**Dataset rows:**
⟨
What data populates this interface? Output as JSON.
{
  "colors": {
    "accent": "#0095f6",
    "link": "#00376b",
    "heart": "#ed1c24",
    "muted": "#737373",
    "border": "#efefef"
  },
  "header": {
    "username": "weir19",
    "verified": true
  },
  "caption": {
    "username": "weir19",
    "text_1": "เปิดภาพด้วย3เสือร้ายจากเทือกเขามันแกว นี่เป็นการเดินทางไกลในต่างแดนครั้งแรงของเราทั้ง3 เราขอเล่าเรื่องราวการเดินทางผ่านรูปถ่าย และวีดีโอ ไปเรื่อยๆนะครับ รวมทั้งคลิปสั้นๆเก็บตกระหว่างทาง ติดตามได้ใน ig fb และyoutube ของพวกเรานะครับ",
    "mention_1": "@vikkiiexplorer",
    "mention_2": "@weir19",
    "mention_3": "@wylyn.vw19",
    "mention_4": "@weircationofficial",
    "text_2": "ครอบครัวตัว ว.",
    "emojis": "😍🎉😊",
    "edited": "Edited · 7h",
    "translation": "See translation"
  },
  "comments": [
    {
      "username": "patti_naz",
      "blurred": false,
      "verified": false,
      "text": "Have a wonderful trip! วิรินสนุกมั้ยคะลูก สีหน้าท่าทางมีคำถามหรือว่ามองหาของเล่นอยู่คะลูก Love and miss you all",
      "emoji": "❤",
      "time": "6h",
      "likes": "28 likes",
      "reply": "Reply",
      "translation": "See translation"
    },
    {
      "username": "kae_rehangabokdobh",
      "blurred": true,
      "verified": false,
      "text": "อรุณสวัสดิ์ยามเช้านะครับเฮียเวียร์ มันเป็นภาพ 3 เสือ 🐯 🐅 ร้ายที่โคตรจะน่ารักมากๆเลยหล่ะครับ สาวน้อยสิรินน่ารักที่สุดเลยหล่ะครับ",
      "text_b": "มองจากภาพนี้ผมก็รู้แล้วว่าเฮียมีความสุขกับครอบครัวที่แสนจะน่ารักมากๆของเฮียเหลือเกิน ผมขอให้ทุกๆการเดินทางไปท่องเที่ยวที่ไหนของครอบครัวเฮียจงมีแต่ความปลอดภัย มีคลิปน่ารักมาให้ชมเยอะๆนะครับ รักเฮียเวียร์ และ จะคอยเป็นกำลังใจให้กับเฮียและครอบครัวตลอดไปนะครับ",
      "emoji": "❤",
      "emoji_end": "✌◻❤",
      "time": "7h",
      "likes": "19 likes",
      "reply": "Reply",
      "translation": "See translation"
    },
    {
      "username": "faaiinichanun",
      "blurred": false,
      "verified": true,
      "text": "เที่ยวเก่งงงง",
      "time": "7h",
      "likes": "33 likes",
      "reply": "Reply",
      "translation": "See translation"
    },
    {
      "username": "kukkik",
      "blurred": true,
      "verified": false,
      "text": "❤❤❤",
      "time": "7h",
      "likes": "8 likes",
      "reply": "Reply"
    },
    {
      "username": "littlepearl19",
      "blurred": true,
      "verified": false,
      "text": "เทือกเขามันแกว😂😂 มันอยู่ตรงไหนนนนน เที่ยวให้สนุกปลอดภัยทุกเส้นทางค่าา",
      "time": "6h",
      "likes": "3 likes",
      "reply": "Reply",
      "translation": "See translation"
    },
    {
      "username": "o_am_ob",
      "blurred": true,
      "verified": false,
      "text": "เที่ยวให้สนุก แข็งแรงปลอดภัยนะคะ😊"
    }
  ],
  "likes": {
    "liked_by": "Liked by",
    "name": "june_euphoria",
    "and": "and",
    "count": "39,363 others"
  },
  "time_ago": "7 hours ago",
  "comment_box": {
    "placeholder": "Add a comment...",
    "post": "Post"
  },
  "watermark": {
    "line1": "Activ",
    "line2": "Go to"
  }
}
⟩
**Set problem:** Go through the records and pull out each line that includes the word "ยวให".

**Completed task:**
      "text": "เทือกเขามันแกว😂😂 มันอยู่ตรงไหนนนนน เที่ยวให้สนุกปลอดภัยทุกเส้นทางค่าา",
      "text": "เที่ยวให้สนุก แข็งแรงปลอดภัยนะคะ😊"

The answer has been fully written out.